##### Recorded information #####
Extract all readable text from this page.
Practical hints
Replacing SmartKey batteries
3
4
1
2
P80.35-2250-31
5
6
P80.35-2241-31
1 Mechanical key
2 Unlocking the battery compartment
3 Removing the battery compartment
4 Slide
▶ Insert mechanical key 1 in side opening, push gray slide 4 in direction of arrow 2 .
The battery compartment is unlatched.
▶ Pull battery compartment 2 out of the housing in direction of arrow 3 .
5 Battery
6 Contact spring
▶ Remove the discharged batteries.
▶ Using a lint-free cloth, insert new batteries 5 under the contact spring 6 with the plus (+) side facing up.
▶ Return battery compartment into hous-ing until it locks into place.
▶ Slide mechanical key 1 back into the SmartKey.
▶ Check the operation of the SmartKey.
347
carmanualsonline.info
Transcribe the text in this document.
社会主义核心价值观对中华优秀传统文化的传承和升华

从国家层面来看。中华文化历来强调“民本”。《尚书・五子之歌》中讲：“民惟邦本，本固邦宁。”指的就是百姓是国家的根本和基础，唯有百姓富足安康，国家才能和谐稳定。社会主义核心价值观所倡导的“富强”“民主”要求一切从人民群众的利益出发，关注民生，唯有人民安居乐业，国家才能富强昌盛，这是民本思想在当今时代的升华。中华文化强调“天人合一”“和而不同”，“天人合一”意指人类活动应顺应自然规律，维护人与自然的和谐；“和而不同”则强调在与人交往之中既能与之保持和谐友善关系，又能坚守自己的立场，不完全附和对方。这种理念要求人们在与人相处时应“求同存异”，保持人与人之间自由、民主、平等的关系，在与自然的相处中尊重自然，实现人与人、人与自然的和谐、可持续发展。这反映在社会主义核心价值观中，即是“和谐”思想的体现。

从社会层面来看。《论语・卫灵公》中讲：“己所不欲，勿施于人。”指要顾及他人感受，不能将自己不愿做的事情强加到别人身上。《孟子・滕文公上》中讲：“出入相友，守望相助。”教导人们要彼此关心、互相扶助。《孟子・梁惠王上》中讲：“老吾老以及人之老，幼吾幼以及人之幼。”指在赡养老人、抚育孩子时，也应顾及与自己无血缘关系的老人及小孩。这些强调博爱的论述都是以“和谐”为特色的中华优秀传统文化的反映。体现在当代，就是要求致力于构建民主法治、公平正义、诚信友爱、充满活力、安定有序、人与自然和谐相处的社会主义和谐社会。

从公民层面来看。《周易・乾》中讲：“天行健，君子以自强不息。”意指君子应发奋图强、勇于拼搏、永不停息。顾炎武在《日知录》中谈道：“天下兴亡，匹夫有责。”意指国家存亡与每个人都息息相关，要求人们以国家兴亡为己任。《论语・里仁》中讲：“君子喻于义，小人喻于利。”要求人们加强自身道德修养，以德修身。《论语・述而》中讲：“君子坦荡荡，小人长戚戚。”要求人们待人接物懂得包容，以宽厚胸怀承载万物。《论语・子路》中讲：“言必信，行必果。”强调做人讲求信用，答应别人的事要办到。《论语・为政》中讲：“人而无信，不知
#####
== Task brief ==
Pull out all lines of the data with the string "this".

== Written answer ==
Extract all readable text from this page.
Transcribe the text in this document.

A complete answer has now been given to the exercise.